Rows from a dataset
--------------------------------------------------
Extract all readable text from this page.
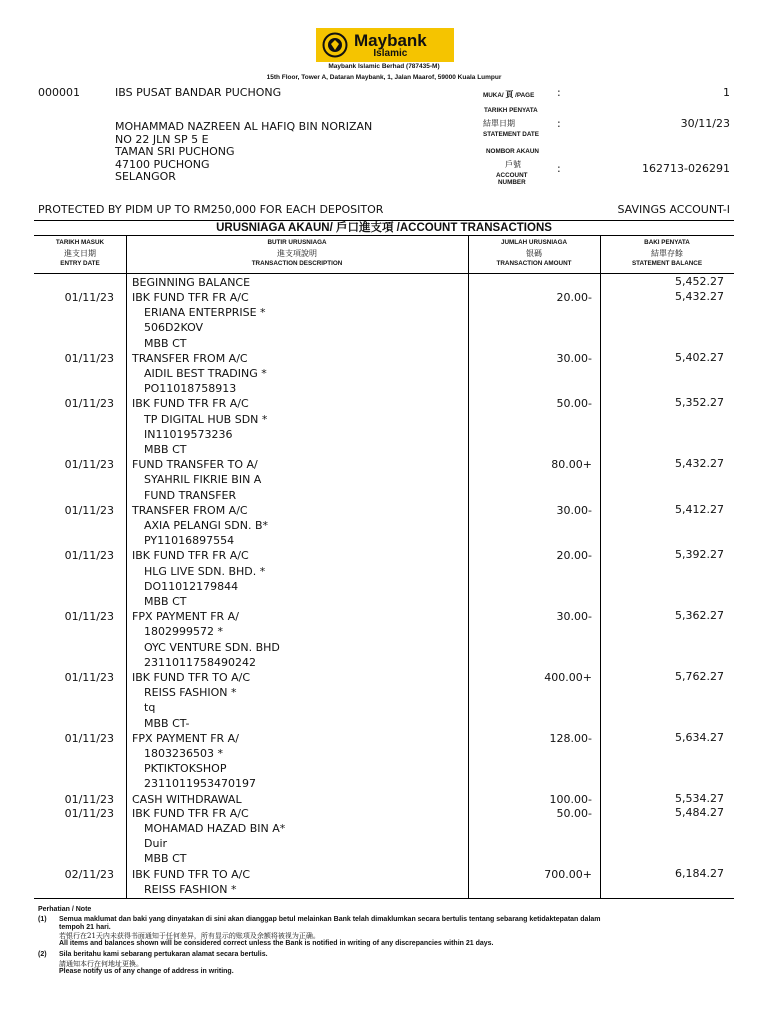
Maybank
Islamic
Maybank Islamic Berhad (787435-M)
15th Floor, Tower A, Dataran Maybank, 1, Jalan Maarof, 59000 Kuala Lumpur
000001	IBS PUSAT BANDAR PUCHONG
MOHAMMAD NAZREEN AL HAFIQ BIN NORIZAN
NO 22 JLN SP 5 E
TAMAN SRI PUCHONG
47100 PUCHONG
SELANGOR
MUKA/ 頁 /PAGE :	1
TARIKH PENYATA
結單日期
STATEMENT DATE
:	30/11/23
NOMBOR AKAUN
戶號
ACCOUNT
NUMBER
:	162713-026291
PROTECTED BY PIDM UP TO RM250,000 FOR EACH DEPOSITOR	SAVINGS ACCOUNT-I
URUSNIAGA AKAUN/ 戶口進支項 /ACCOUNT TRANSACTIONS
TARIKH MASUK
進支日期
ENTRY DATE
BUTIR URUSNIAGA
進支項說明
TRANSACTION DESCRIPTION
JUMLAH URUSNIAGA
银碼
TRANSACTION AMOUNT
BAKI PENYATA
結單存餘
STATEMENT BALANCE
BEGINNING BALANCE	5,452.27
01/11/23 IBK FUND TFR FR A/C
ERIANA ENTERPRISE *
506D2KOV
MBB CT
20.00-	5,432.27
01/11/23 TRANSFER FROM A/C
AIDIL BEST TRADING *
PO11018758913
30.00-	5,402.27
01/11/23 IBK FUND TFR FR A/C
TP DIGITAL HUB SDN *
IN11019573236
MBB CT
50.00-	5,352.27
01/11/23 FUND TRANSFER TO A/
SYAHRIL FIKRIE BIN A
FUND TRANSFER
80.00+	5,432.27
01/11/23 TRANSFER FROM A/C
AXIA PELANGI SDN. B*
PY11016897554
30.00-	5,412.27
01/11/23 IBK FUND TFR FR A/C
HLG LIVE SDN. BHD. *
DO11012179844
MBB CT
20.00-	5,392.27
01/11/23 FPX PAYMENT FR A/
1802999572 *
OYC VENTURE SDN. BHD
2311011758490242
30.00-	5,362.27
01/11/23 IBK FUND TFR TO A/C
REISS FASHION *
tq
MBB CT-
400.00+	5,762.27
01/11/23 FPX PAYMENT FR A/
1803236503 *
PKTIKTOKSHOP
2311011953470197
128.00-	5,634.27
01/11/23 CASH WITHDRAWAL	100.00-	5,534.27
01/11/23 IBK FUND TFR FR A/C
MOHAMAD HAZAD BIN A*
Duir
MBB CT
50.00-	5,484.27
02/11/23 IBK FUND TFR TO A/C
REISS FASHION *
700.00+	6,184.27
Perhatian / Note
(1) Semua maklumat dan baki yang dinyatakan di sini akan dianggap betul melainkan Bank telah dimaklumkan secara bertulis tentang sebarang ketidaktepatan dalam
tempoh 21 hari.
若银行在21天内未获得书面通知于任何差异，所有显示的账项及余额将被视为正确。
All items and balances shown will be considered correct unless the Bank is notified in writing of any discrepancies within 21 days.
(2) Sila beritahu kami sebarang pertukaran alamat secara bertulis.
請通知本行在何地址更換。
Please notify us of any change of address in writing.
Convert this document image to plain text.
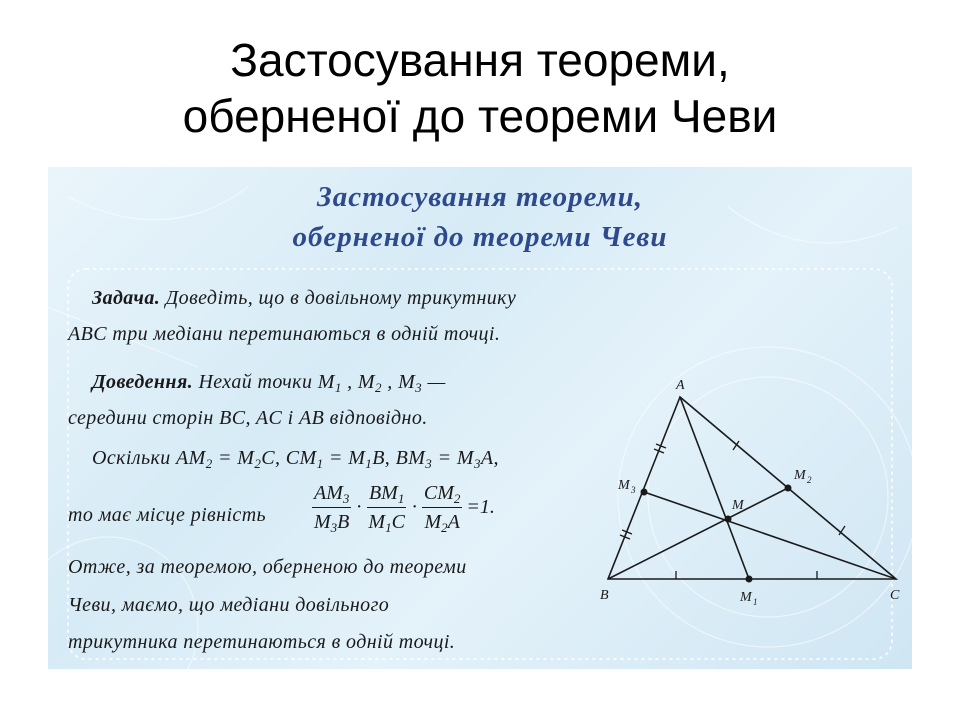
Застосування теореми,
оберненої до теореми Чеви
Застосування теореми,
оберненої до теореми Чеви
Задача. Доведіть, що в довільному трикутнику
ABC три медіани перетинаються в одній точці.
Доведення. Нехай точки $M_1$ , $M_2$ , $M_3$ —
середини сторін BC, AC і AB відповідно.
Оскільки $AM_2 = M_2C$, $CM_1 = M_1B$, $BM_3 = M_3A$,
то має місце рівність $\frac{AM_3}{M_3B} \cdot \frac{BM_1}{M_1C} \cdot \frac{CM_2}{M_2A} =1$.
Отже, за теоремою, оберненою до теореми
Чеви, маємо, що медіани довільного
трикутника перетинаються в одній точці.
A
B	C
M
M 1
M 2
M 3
--------------------------------------------------
Go through the material above and count the lines that contain "Islamic"; give that number alone.

§ Result of this exercise
2